**THE TASK**: Copy each line below that contains "thực".

**EXTRACTED RECORDS**:
— start —
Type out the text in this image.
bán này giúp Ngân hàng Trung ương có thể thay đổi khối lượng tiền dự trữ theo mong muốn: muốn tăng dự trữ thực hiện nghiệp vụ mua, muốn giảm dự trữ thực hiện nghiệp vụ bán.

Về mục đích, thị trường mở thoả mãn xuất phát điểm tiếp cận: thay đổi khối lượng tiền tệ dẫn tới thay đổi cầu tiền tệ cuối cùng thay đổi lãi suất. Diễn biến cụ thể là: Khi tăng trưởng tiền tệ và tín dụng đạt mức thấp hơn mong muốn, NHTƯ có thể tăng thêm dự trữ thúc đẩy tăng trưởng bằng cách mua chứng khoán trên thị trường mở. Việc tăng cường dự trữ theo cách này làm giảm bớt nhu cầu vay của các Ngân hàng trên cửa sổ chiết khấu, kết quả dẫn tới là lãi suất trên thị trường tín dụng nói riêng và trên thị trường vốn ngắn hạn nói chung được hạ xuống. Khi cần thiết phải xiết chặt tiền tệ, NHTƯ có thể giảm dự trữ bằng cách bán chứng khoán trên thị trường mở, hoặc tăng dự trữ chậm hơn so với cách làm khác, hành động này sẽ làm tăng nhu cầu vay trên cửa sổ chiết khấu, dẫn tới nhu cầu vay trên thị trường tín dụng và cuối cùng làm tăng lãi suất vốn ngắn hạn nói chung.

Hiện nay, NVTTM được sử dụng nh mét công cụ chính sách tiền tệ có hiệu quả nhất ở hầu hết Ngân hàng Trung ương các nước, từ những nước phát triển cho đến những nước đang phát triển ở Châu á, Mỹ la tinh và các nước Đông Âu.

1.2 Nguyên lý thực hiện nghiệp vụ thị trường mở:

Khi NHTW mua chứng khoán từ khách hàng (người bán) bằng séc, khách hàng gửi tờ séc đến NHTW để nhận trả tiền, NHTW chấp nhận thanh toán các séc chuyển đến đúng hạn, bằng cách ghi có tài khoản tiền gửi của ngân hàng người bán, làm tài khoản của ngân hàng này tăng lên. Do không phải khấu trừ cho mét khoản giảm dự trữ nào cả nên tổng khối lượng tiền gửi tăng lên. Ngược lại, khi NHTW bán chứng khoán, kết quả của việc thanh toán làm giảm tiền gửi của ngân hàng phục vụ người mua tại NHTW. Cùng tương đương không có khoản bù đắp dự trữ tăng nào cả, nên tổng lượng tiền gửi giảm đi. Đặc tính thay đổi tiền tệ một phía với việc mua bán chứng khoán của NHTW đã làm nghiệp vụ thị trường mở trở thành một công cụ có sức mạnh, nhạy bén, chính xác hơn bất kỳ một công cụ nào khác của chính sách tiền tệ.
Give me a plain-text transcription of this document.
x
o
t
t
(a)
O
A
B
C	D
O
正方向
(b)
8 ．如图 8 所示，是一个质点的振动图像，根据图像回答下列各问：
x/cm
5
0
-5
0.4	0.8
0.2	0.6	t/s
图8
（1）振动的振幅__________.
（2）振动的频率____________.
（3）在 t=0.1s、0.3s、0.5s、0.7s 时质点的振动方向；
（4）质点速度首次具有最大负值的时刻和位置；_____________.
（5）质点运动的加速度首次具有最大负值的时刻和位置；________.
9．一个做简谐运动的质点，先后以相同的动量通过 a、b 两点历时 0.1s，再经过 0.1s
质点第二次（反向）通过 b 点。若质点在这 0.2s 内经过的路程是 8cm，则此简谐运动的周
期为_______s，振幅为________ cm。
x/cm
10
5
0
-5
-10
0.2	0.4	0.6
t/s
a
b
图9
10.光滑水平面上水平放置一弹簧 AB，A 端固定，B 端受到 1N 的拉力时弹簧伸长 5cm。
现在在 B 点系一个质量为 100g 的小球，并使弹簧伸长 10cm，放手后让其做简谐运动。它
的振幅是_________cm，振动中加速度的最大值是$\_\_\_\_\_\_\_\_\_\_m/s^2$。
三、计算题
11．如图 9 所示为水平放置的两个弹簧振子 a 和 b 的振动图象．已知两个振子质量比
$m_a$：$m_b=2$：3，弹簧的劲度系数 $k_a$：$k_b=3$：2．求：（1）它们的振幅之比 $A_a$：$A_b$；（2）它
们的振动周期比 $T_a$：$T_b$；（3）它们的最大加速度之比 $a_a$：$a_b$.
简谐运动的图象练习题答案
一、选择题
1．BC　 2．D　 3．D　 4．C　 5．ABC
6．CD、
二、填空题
— end —
**TASK RESULT**:
bán này giúp Ngân hàng Trung ương có thể thay đổi khối lượng tiền dự trữ theo mong muốn: muốn tăng dự trữ thực hiện nghiệp vụ mua, muốn giảm dự trữ thực hiện nghiệp vụ bán.
1.2 Nguyên lý thực hiện nghiệp vụ thị trường mở:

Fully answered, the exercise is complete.